Dataset items:
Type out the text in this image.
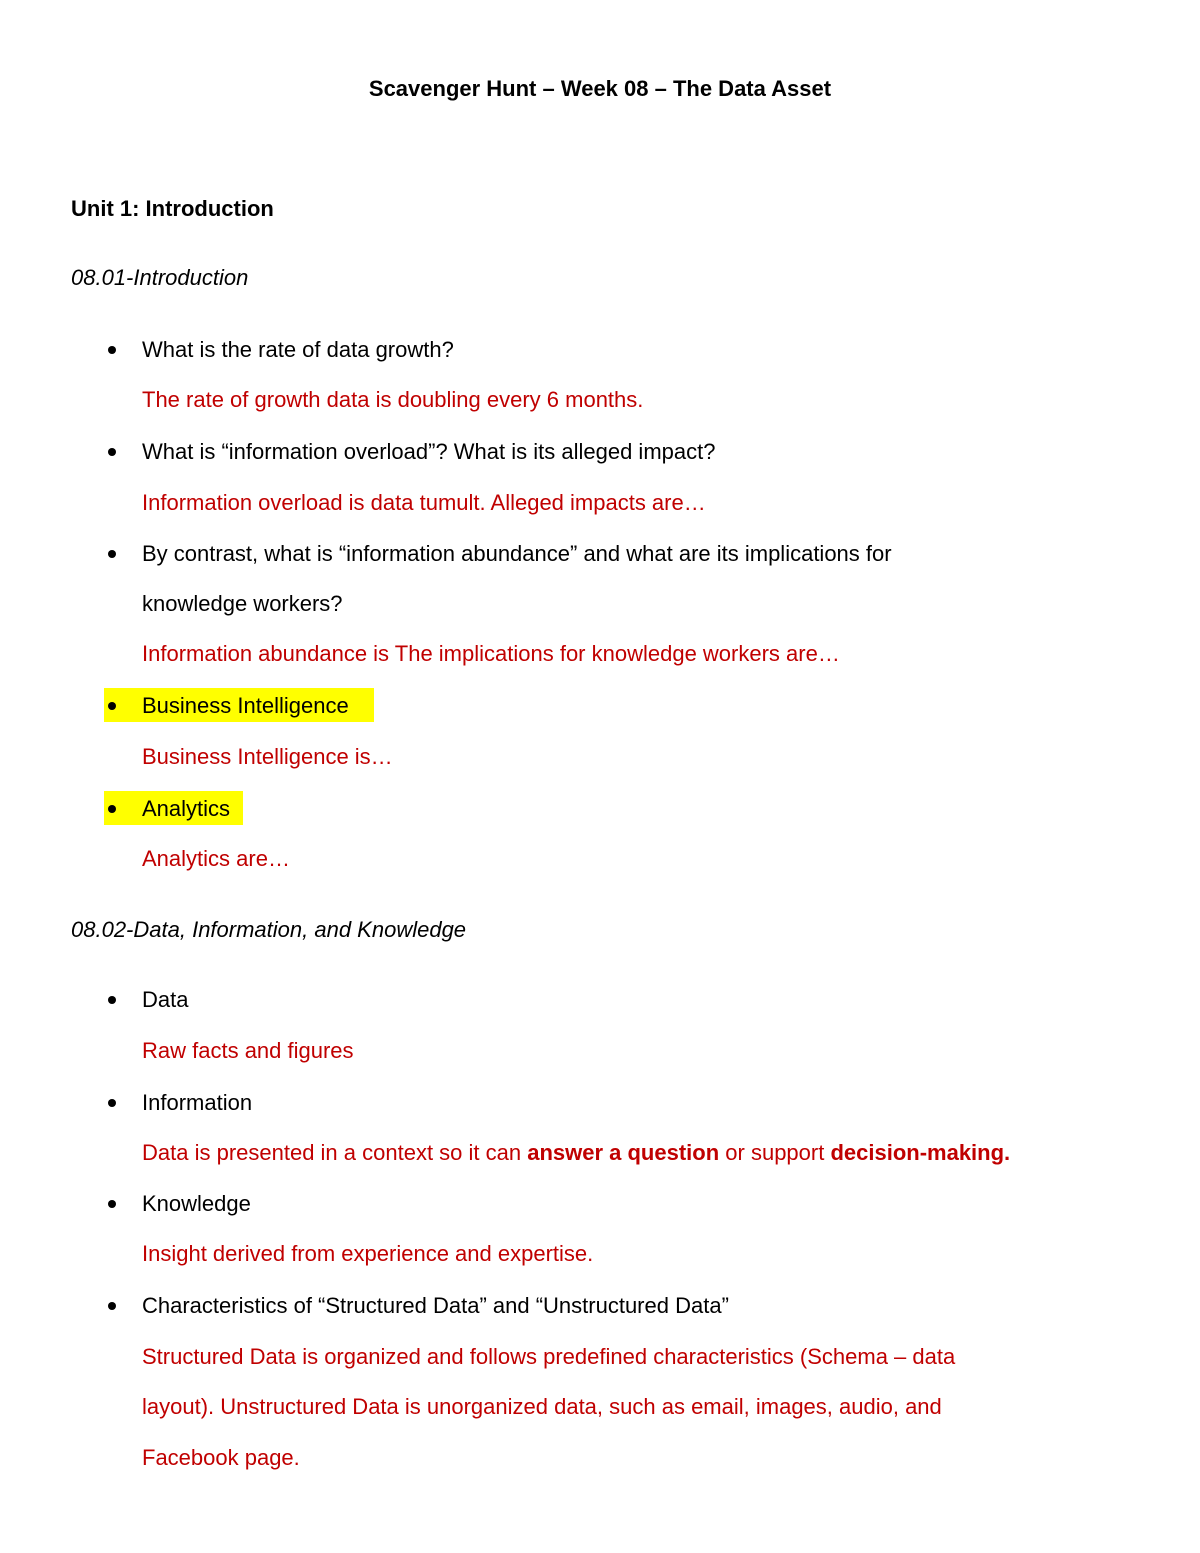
Scavenger Hunt – Week 08 – The Data Asset
Unit 1: Introduction
08.01-Introduction
What is the rate of data growth?
The rate of growth data is doubling every 6 months.
What is “information overload”? What is its alleged impact?
Information overload is data tumult. Alleged impacts are…
By contrast, what is “information abundance” and what are its implications for
knowledge workers?
Information abundance is The implications for knowledge workers are…
Business Intelligence
Business Intelligence is…
Analytics
Analytics are…
08.02-Data, Information, and Knowledge
Data
Raw facts and figures
Information
Data is presented in a context so it can answer a question or support decision-making.
Knowledge
Insight derived from experience and expertise.
Characteristics of “Structured Data” and “Unstructured Data”
Structured Data is organized and follows predefined characteristics (Schema – data
layout). Unstructured Data is unorganized data, such as email, images, audio, and
Facebook page.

Instruction: Images must not appear in the copy; reproduce everything else in the records verbatim.

Result:
Type out the text in this image.
Scavenger Hunt – Week 08 – The Data Asset
Unit 1: Introduction
08.01-Introduction
What is the rate of data growth?
The rate of growth data is doubling every 6 months.
What is “information overload”? What is its alleged impact?
Information overload is data tumult. Alleged impacts are…
By contrast, what is “information abundance” and what are its implications for
knowledge workers?
Information abundance is The implications for knowledge workers are…
Business Intelligence
Business Intelligence is…
Analytics
Analytics are…
08.02-Data, Information, and Knowledge
Data
Raw facts and figures
Information
Data is presented in a context so it can answer a question or support decision-making.
Knowledge
Insight derived from experience and expertise.
Characteristics of “Structured Data” and “Unstructured Data”
Structured Data is organized and follows predefined characteristics (Schema – data
layout). Unstructured Data is unorganized data, such as email, images, audio, and
Facebook page.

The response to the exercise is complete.